=== Begin Enclosure ===

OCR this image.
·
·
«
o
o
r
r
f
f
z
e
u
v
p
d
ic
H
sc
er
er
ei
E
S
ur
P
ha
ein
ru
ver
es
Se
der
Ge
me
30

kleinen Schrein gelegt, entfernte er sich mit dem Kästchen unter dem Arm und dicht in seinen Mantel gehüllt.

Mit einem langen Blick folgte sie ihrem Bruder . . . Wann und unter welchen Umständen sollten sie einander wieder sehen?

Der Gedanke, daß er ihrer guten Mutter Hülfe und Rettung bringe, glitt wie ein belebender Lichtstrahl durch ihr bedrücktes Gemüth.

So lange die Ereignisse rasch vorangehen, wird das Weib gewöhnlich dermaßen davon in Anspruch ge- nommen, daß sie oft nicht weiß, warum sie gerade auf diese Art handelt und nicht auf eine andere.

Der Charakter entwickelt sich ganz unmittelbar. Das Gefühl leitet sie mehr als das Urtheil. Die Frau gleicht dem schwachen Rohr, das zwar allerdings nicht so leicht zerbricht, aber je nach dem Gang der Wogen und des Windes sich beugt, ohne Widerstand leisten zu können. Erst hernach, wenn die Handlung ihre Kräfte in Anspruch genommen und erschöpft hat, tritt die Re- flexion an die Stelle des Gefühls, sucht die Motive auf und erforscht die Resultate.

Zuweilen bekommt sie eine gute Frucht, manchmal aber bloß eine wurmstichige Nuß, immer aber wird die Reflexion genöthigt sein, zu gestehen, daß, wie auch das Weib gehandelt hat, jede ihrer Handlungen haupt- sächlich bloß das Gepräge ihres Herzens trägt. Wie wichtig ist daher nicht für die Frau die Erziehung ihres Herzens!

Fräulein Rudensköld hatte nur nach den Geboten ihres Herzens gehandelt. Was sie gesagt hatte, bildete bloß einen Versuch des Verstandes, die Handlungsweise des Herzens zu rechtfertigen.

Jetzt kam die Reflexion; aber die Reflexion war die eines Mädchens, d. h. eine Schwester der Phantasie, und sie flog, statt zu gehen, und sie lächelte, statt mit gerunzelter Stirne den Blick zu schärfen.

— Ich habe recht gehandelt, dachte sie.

=== End Enclosure ===

→ **YOUR ASSIGNMENT**
Each line of the material above must be retyped precisely.

→ **COMPLETED TASK**
OCR this image.
·
·
«
o
o
r
r
f
f
z
e
u
v
p
d
ic
H
sc
er
er
ei
E
S
ur
P
ha
ein
ru
ver
es
Se
der
Ge
me
30

kleinen Schrein gelegt, entfernte er sich mit dem Kästchen unter dem Arm und dicht in seinen Mantel gehüllt.

Mit einem langen Blick folgte sie ihrem Bruder . . . Wann und unter welchen Umständen sollten sie einander wieder sehen?

Der Gedanke, daß er ihrer guten Mutter Hülfe und Rettung bringe, glitt wie ein belebender Lichtstrahl durch ihr bedrücktes Gemüth.

So lange die Ereignisse rasch vorangehen, wird das Weib gewöhnlich dermaßen davon in Anspruch ge- nommen, daß sie oft nicht weiß, warum sie gerade auf diese Art handelt und nicht auf eine andere.

Der Charakter entwickelt sich ganz unmittelbar. Das Gefühl leitet sie mehr als das Urtheil. Die Frau gleicht dem schwachen Rohr, das zwar allerdings nicht so leicht zerbricht, aber je nach dem Gang der Wogen und des Windes sich beugt, ohne Widerstand leisten zu können. Erst hernach, wenn die Handlung ihre Kräfte in Anspruch genommen und erschöpft hat, tritt die Re- flexion an die Stelle des Gefühls, sucht die Motive auf und erforscht die Resultate.

Zuweilen bekommt sie eine gute Frucht, manchmal aber bloß eine wurmstichige Nuß, immer aber wird die Reflexion genöthigt sein, zu gestehen, daß, wie auch das Weib gehandelt hat, jede ihrer Handlungen haupt- sächlich bloß das Gepräge ihres Herzens trägt. Wie wichtig ist daher nicht für die Frau die Erziehung ihres Herzens!

Fräulein Rudensköld hatte nur nach den Geboten ihres Herzens gehandelt. Was sie gesagt hatte, bildete bloß einen Versuch des Verstandes, die Handlungsweise des Herzens zu rechtfertigen.

Jetzt kam die Reflexion; aber die Reflexion war die eines Mädchens, d. h. eine Schwester der Phantasie, und sie flog, statt zu gehen, und sie lächelte, statt mit gerunzelter Stirne den Blick zu schärfen.

— Ich habe recht gehandelt, dachte sie.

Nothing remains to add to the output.